Type every record exactly as it appears.

Dataset records:
.....

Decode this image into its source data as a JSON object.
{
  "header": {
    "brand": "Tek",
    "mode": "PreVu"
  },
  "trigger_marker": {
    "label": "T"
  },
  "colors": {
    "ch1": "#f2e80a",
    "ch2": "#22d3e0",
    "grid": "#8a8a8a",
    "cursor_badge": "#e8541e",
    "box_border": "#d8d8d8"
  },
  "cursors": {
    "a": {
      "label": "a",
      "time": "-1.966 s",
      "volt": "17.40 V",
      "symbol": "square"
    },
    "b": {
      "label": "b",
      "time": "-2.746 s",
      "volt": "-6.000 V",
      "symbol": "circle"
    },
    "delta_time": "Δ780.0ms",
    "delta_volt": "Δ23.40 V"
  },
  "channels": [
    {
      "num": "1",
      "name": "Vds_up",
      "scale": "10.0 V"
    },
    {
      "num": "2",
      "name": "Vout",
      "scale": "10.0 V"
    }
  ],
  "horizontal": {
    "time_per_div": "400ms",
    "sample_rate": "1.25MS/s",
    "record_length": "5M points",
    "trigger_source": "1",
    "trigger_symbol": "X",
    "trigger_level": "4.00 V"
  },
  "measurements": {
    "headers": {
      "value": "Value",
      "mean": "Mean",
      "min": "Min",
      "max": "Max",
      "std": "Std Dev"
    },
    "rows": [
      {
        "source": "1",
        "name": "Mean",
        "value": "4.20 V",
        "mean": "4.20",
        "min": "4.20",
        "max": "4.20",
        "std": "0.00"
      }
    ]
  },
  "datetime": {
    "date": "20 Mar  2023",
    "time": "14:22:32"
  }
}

.....

» **REPLY**:
Decode this image into its source data as a JSON object.
{
  "header": {
    "brand": "Tek",
    "mode": "PreVu"
  },
  "trigger_marker": {
    "label": "T"
  },
  "colors": {
    "ch1": "#f2e80a",
    "ch2": "#22d3e0",
    "grid": "#8a8a8a",
    "cursor_badge": "#e8541e",
    "box_border": "#d8d8d8"
  },
  "cursors": {
    "a": {
      "label": "a",
      "time": "-1.966 s",
      "volt": "17.40 V",
      "symbol": "square"
    },
    "b": {
      "label": "b",
      "time": "-2.746 s",
      "volt": "-6.000 V",
      "symbol": "circle"
    },
    "delta_time": "Δ780.0ms",
    "delta_volt": "Δ23.40 V"
  },
  "channels": [
    {
      "num": "1",
      "name": "Vds_up",
      "scale": "10.0 V"
    },
    {
      "num": "2",
      "name": "Vout",
      "scale": "10.0 V"
    }
  ],
  "horizontal": {
    "time_per_div": "400ms",
    "sample_rate": "1.25MS/s",
    "record_length": "5M points",
    "trigger_source": "1",
    "trigger_symbol": "X",
    "trigger_level": "4.00 V"
  },
  "measurements": {
    "headers": {
      "value": "Value",
      "mean": "Mean",
      "min": "Min",
      "max": "Max",
      "std": "Std Dev"
    },
    "rows": [
      {
        "source": "1",
        "name": "Mean",
        "value": "4.20 V",
        "mean": "4.20",
        "min": "4.20",
        "max": "4.20",
        "std": "0.00"
      }
    ]
  },
  "datetime": {
    "date": "20 Mar  2023",
    "time": "14:22:32"
  }
}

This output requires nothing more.